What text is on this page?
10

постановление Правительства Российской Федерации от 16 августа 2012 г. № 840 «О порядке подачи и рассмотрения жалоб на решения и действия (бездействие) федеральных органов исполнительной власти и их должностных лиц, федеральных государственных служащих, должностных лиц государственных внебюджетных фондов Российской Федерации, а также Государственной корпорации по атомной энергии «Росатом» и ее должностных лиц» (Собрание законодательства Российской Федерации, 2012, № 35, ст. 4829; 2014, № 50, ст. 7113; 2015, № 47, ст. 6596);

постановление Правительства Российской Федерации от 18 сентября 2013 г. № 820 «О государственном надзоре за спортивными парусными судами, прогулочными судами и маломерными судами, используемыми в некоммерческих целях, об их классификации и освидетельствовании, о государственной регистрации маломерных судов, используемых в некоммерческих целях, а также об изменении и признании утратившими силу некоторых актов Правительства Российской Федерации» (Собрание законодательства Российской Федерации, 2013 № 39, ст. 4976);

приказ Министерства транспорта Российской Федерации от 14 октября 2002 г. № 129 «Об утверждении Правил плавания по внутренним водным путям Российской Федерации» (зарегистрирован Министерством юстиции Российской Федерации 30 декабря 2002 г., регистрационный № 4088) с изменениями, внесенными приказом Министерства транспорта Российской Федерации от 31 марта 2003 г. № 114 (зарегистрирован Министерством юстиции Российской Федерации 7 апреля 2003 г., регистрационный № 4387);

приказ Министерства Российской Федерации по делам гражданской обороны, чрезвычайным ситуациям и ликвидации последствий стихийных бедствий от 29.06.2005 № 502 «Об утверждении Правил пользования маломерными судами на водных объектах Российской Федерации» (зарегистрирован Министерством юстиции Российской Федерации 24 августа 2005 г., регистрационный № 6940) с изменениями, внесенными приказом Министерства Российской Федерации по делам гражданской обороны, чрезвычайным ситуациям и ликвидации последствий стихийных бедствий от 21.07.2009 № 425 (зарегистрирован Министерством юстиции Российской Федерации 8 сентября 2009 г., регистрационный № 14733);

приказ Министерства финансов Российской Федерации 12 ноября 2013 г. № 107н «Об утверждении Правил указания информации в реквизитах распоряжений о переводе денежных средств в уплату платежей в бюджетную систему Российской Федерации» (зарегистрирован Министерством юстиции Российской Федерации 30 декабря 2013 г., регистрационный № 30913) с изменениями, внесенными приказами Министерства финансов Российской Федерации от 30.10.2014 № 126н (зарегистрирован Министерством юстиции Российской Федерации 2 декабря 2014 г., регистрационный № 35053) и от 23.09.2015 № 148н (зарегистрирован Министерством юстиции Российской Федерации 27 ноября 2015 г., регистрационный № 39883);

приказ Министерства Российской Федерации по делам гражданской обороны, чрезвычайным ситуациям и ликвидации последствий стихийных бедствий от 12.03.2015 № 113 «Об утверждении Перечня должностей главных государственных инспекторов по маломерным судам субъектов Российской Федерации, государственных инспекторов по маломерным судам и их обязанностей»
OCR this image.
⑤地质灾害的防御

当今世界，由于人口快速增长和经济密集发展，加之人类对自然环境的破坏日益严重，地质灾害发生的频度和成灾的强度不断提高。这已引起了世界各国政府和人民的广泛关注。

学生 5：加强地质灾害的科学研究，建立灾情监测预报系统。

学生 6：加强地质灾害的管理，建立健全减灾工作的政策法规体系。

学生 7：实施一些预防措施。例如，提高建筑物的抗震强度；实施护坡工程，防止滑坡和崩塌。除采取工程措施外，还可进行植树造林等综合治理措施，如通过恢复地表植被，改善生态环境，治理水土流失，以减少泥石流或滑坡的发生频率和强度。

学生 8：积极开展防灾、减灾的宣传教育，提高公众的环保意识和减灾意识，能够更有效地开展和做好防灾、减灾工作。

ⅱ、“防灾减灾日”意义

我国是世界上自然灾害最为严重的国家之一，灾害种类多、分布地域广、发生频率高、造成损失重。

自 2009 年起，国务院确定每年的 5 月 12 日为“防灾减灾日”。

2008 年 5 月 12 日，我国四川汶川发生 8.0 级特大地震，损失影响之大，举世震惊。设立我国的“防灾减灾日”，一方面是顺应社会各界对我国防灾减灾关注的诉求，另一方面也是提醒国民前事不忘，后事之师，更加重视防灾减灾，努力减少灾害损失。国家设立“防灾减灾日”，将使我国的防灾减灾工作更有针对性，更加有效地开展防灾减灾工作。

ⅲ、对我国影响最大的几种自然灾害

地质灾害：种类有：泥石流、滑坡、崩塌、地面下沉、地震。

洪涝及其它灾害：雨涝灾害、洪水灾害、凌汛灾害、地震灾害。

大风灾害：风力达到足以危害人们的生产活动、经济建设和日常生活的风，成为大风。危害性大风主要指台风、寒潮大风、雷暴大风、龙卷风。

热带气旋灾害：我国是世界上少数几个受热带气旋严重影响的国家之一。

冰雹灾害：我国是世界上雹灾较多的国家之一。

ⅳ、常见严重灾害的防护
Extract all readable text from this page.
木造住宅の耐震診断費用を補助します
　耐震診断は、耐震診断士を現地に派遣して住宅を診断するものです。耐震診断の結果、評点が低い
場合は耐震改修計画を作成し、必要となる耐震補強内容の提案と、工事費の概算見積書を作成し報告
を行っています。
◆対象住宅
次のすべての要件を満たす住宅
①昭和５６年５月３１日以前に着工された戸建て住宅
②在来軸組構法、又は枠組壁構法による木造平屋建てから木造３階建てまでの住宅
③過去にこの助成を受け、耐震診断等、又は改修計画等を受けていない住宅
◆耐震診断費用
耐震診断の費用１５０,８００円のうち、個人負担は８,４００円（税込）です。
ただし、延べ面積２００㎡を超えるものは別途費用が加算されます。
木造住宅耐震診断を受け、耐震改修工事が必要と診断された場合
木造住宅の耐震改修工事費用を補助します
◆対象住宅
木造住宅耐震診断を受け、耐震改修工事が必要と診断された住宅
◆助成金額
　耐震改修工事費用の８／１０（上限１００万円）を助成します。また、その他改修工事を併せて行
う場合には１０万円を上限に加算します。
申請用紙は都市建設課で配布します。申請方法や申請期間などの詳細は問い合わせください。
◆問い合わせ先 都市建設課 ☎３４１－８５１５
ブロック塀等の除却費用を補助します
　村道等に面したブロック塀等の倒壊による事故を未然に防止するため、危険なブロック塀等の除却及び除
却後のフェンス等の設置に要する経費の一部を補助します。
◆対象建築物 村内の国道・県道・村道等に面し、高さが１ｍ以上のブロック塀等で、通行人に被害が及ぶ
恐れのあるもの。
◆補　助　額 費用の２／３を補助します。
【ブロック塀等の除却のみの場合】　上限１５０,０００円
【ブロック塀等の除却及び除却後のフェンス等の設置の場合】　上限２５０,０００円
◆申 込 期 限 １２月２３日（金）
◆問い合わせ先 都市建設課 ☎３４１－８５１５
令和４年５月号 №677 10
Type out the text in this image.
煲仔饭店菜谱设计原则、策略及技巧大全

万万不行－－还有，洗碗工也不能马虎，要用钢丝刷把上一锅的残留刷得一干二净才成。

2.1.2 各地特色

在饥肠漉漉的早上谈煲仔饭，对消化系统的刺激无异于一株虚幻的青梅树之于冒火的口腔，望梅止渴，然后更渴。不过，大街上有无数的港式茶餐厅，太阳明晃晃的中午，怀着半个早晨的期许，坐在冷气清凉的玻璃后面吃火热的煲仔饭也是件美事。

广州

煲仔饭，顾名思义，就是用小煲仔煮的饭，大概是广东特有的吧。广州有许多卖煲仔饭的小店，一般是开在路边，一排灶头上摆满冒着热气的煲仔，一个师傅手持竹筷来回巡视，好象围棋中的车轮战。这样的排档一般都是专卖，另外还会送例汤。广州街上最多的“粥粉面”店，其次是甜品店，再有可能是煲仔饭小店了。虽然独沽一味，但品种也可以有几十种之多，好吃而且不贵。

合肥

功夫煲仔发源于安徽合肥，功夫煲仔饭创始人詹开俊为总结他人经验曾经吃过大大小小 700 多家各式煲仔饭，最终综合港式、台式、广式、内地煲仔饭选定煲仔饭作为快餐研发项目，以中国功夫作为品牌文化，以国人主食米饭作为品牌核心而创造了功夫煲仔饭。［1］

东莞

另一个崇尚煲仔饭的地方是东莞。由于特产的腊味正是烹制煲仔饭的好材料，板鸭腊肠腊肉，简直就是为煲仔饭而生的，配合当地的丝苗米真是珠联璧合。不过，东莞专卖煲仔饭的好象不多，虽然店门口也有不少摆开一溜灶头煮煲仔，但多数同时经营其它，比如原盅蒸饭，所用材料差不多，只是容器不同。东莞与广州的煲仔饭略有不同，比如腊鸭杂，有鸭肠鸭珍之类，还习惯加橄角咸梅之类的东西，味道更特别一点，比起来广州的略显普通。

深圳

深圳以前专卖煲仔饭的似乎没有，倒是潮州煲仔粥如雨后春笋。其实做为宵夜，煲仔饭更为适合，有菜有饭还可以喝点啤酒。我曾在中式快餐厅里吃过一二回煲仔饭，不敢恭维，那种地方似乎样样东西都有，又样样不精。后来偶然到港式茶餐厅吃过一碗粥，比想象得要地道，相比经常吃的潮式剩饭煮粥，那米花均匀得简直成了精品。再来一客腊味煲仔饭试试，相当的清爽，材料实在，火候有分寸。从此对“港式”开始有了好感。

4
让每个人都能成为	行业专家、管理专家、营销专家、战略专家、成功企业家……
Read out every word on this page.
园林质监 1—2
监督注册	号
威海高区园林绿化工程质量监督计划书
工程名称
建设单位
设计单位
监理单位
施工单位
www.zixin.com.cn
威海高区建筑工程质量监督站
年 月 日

+---+

# Your task
Locate the lines above that hold the word "законодательства". Show every one of them.

# Output for this exercise
постановление Правительства Российской Федерации от 16 августа 2012 г. № 840 «О порядке подачи и рассмотрения жалоб на решения и действия (бездействие) федеральных органов исполнительной власти и их должностных лиц, федеральных государственных служащих, должностных лиц государственных внебюджетных фондов Российской Федерации, а также Государственной корпорации по атомной энергии «Росатом» и ее должностных лиц» (Собрание законодательства Российской Федерации, 2012, № 35, ст. 4829; 2014, № 50, ст. 7113; 2015, № 47, ст. 6596);
постановление Правительства Российской Федерации от 18 сентября 2013 г. № 820 «О государственном надзоре за спортивными парусными судами, прогулочными судами и маломерными судами, используемыми в некоммерческих целях, об их классификации и освидетельствовании, о государственной регистрации маломерных судов, используемых в некоммерческих целях, а также об изменении и признании утратившими силу некоторых актов Правительства Российской Федерации» (Собрание законодательства Российской Федерации, 2013 № 39, ст. 4976);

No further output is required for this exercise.